To do: Look through the entries and report how many lines include the word "structured". Give the number alone.

Data rows:

--

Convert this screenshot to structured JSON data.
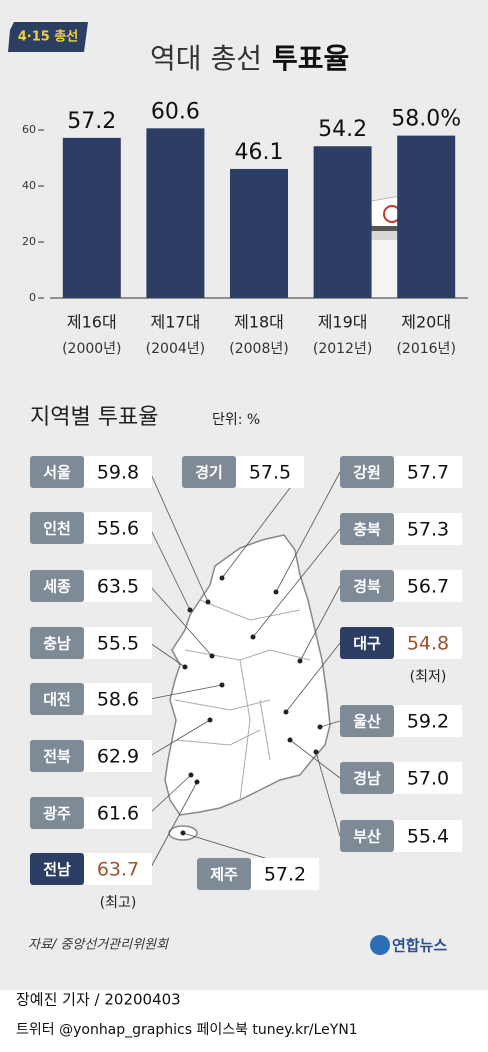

--

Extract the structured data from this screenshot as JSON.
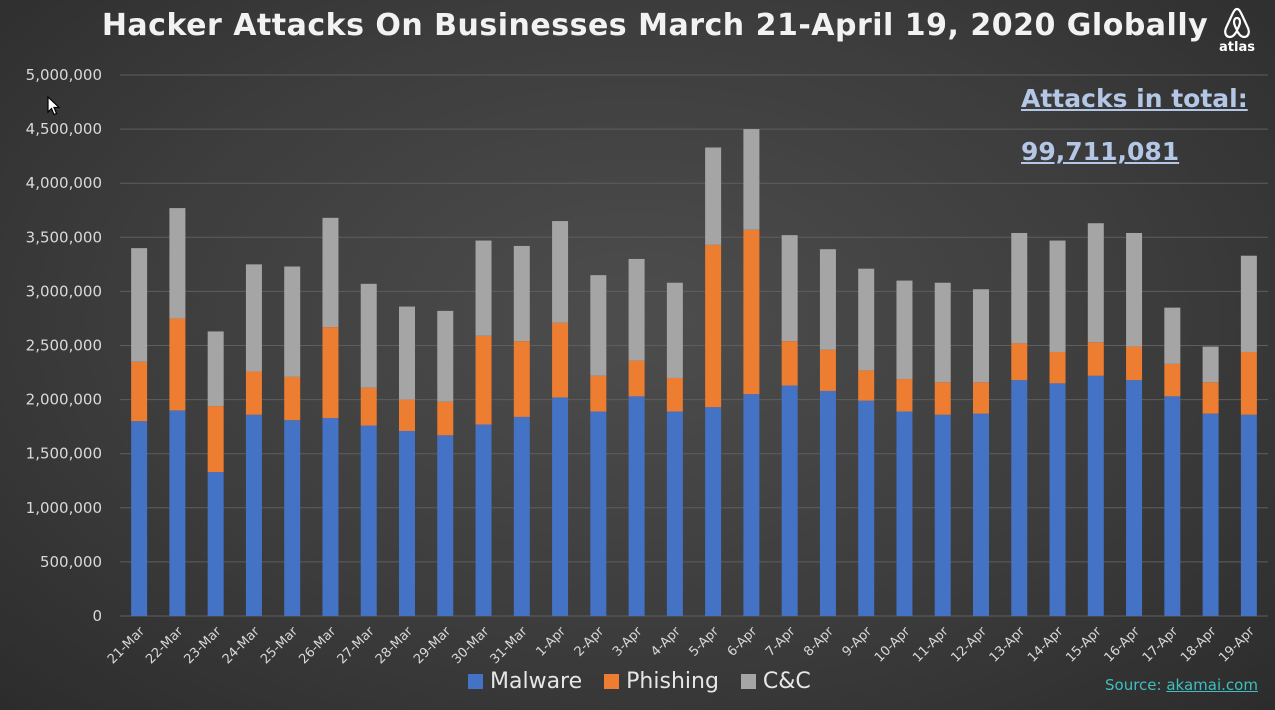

--

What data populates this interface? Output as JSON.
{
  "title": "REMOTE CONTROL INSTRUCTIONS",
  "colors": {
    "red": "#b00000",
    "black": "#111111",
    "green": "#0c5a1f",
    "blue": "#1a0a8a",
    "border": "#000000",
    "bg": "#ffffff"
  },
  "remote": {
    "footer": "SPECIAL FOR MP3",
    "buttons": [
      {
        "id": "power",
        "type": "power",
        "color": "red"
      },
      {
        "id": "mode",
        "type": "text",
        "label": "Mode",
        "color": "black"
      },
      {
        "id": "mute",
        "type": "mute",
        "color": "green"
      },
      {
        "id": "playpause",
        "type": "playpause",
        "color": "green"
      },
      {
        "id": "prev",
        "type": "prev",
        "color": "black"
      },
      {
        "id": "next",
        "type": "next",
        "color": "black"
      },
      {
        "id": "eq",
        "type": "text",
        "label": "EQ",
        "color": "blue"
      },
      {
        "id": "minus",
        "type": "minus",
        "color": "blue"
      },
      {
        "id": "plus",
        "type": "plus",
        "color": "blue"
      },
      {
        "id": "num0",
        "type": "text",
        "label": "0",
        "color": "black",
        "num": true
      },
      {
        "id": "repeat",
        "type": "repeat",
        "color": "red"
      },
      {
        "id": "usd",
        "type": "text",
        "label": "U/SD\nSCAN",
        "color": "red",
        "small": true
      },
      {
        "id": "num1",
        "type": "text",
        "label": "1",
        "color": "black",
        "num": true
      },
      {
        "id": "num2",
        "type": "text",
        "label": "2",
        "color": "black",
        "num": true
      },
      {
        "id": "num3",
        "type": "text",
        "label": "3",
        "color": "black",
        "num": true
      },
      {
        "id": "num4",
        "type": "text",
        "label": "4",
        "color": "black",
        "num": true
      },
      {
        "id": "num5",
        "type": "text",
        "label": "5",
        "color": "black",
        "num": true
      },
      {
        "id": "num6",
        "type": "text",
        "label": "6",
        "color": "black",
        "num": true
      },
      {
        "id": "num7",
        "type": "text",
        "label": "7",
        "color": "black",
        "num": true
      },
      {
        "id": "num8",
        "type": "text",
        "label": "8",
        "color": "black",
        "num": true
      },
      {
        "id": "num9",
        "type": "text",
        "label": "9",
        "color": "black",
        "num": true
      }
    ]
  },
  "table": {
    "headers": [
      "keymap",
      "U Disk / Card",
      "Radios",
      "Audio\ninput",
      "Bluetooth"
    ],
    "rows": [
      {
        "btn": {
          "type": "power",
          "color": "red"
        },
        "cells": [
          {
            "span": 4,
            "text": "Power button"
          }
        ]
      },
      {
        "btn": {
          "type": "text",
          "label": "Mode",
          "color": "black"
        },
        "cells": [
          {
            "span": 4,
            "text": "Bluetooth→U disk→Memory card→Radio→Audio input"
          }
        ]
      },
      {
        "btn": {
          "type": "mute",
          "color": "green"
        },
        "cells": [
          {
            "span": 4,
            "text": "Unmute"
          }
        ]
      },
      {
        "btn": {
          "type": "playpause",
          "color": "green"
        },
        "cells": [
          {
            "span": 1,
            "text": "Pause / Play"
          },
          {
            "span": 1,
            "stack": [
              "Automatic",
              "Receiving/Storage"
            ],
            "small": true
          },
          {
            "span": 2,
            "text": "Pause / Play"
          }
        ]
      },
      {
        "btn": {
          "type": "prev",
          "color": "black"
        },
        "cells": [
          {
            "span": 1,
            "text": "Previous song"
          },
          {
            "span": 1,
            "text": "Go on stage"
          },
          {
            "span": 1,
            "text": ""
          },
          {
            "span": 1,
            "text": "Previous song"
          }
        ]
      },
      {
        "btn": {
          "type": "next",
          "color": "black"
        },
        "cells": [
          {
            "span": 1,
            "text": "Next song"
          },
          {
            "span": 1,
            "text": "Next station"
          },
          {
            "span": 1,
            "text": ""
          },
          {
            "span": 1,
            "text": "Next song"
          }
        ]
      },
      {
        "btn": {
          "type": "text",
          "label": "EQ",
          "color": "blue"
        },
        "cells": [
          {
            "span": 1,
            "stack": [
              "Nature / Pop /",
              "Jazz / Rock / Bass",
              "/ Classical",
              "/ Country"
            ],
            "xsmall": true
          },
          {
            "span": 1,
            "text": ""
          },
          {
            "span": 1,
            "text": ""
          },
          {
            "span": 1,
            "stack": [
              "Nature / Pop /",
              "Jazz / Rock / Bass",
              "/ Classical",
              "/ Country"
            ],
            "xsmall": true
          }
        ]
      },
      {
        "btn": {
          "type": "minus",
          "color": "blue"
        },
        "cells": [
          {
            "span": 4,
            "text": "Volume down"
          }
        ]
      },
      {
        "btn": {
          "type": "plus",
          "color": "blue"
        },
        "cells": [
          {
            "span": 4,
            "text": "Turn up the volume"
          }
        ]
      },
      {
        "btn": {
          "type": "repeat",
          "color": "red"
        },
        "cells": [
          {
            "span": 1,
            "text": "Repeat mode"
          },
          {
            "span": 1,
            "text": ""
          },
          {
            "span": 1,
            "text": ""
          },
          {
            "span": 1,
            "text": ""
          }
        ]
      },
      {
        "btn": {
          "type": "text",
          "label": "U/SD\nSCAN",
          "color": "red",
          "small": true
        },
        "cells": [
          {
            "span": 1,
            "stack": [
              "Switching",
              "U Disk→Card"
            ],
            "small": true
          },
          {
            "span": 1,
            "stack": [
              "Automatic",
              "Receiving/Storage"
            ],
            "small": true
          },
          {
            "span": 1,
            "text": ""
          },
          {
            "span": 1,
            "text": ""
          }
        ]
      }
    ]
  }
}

--

Expected output: 2